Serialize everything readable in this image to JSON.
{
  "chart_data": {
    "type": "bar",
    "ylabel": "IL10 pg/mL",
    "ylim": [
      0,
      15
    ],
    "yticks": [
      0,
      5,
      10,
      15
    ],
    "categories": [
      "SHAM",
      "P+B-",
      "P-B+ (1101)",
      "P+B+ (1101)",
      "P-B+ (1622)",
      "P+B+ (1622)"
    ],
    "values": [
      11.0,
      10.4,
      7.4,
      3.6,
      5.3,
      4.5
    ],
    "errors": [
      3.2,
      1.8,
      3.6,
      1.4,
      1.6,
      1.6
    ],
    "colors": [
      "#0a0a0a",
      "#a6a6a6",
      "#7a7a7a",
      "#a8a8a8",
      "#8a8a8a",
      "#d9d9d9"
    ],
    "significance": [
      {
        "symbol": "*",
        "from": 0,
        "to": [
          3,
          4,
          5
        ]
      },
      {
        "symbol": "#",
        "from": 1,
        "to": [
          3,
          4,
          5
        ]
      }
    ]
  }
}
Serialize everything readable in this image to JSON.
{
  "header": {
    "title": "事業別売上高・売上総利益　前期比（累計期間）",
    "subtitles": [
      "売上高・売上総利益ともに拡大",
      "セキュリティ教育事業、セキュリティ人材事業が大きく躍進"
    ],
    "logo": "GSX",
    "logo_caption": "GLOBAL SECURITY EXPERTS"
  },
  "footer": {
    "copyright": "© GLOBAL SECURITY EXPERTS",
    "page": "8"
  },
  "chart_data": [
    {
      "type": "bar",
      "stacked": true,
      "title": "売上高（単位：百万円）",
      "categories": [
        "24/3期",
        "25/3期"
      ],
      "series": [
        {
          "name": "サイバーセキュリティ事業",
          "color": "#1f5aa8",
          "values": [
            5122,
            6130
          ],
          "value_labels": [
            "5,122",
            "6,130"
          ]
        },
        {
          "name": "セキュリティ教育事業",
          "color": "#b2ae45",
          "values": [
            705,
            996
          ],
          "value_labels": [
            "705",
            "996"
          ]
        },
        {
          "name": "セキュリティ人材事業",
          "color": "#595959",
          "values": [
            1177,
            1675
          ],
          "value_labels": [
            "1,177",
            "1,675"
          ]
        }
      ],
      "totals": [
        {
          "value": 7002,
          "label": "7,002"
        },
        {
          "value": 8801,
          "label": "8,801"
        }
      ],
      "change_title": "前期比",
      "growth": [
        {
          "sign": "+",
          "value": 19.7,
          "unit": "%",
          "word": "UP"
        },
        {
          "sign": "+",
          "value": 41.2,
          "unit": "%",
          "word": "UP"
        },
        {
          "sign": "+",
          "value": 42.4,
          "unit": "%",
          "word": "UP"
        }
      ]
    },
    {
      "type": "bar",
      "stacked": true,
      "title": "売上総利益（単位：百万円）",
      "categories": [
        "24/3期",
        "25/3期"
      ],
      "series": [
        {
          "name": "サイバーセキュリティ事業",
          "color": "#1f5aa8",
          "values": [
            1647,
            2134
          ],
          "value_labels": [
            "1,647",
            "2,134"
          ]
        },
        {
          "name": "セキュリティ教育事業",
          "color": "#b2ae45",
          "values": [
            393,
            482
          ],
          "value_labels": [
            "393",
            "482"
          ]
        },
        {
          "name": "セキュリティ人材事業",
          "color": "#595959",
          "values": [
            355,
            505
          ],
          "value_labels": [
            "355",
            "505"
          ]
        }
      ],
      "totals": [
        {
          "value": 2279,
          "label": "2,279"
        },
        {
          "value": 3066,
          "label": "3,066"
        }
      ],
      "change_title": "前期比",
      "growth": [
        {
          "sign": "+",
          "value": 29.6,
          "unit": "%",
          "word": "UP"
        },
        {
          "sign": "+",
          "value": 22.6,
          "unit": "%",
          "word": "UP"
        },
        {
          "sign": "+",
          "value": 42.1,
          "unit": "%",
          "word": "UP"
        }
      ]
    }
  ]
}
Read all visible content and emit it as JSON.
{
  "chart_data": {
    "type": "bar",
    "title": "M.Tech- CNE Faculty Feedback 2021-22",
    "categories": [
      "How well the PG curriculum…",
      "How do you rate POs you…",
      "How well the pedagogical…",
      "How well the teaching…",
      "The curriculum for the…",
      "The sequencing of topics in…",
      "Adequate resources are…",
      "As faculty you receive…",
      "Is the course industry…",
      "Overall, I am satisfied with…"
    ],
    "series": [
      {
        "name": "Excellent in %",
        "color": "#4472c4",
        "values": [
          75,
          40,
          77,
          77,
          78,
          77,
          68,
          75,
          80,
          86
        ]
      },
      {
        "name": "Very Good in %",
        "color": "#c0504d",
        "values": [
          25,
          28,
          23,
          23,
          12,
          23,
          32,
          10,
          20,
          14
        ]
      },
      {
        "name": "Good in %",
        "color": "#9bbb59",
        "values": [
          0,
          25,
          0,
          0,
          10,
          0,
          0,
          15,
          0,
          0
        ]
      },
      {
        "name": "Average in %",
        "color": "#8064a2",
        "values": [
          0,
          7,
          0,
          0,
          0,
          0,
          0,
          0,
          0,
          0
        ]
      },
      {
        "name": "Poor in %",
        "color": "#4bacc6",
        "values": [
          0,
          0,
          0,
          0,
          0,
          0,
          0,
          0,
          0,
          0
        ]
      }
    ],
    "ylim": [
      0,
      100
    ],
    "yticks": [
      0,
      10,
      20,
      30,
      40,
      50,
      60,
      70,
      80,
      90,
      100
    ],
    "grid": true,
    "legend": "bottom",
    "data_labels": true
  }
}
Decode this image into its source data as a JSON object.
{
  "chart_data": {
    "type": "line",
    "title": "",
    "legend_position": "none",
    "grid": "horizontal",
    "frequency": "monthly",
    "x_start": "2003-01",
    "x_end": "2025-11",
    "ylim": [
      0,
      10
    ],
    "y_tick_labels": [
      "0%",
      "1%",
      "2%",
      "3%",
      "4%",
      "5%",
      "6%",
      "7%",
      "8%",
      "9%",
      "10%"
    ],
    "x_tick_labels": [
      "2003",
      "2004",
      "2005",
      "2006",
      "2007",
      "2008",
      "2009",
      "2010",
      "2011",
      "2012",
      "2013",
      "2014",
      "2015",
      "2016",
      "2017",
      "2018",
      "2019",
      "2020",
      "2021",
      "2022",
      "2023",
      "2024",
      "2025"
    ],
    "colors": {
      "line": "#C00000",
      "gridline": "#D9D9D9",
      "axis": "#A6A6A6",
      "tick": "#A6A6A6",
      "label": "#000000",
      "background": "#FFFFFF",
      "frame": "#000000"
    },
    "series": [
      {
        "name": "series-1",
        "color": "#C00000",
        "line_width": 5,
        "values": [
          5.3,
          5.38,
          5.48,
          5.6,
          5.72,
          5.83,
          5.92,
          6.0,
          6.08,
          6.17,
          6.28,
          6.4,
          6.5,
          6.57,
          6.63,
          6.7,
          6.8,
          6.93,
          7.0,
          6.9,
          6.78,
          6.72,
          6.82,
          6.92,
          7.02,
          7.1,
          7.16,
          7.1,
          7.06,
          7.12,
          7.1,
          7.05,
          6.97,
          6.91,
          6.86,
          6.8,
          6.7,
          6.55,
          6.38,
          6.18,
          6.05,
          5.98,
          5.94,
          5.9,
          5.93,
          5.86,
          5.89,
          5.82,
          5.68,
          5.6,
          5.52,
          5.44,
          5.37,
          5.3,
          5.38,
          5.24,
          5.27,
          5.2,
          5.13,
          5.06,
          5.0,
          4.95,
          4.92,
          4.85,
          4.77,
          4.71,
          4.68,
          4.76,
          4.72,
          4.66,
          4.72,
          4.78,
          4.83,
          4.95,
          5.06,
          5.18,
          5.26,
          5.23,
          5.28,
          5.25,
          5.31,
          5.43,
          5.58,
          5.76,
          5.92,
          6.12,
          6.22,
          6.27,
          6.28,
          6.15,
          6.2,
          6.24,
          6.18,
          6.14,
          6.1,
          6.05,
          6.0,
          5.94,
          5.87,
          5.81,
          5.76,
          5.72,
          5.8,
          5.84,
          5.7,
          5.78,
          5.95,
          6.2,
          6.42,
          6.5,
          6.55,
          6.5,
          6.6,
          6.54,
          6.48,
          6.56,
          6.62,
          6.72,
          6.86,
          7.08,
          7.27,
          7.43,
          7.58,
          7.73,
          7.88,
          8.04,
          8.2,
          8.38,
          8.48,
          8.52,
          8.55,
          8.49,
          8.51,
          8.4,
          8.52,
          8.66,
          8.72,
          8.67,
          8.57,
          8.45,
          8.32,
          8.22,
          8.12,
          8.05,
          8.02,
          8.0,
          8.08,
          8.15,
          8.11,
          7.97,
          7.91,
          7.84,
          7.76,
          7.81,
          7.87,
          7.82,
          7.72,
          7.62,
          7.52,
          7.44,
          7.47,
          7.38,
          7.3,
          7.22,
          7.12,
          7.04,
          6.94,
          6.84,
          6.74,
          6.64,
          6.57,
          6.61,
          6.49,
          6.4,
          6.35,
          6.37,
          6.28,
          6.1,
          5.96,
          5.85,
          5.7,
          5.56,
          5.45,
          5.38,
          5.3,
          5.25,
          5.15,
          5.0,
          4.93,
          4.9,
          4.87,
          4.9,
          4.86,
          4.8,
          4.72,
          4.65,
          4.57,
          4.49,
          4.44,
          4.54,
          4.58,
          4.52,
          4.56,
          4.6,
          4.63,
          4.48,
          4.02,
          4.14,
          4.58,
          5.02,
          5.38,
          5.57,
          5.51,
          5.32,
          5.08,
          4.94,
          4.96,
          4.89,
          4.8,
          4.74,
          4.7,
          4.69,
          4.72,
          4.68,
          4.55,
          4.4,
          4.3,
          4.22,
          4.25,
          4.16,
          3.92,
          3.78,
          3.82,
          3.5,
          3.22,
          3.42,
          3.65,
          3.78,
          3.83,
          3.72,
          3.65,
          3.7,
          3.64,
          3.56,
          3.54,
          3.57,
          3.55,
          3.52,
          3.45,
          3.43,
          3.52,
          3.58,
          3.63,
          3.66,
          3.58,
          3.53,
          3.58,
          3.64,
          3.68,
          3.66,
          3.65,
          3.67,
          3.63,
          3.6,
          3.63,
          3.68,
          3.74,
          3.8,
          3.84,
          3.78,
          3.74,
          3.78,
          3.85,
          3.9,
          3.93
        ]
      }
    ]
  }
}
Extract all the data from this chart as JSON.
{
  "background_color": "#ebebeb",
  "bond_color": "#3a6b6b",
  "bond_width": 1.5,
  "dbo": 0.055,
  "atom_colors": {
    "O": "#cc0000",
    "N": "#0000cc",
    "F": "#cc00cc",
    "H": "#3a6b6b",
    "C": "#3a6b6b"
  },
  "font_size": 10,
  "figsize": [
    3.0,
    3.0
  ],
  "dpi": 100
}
■ ■ ■
### WHAT TO DO
Find the number of lines in which the word "this" occurs, and write nothing but that number.

### SOLVED EXERCISE
4